• **Record extracts**
** START **

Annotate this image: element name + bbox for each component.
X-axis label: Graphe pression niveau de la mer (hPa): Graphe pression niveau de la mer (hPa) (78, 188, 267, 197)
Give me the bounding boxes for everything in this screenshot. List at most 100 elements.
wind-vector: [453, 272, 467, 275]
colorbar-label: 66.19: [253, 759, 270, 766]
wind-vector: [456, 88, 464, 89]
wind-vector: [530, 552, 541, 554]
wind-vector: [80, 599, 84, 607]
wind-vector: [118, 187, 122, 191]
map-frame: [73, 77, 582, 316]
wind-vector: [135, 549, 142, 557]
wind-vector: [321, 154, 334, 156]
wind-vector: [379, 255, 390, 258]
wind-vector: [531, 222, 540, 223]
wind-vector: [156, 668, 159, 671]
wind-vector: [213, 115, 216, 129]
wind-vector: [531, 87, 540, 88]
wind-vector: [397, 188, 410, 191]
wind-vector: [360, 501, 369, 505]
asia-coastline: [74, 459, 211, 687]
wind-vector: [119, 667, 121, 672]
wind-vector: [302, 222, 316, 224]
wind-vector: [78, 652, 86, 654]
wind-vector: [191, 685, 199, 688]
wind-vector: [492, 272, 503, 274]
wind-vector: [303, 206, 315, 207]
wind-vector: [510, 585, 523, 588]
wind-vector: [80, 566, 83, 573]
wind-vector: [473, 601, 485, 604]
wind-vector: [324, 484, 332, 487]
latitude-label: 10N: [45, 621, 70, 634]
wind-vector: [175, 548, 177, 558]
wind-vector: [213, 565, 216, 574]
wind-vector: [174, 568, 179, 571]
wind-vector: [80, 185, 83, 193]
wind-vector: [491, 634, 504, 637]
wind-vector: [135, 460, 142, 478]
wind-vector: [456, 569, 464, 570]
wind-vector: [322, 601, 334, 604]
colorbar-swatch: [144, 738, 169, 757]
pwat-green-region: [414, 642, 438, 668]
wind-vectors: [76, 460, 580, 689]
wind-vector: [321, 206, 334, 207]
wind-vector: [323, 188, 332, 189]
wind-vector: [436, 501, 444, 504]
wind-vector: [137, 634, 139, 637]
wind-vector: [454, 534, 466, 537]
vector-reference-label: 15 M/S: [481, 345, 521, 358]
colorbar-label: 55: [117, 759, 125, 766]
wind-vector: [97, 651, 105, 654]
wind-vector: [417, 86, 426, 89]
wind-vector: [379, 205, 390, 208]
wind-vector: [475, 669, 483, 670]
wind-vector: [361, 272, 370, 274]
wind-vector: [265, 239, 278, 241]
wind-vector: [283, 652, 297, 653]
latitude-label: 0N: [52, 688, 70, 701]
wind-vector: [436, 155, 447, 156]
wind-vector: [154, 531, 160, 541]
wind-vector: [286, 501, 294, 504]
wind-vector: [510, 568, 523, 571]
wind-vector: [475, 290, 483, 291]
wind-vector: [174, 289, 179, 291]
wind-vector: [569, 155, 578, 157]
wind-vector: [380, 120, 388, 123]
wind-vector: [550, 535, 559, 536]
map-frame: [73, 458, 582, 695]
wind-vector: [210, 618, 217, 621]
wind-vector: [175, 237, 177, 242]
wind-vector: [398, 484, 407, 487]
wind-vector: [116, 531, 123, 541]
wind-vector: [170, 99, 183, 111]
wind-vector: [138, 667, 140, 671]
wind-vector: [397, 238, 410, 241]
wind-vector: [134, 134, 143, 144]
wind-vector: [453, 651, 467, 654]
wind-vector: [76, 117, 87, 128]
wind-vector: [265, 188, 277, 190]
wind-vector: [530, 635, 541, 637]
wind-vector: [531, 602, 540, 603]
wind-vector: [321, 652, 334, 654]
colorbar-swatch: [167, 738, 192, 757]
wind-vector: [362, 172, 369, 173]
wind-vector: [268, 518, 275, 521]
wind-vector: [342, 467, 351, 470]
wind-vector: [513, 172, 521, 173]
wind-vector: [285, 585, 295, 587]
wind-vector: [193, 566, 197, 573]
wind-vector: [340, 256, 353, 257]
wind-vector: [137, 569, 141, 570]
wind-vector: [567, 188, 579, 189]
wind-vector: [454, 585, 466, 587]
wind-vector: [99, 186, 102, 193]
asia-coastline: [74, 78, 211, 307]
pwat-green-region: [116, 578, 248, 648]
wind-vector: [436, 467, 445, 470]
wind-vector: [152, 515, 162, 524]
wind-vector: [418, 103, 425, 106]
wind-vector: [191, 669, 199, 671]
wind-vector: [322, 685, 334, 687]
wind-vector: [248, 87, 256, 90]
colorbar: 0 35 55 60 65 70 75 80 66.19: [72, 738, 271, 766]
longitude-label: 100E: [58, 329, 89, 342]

** END **

Show each line of the data above that contains the string "frame".

map-frame: [73, 77, 582, 316]
map-frame: [73, 458, 582, 695]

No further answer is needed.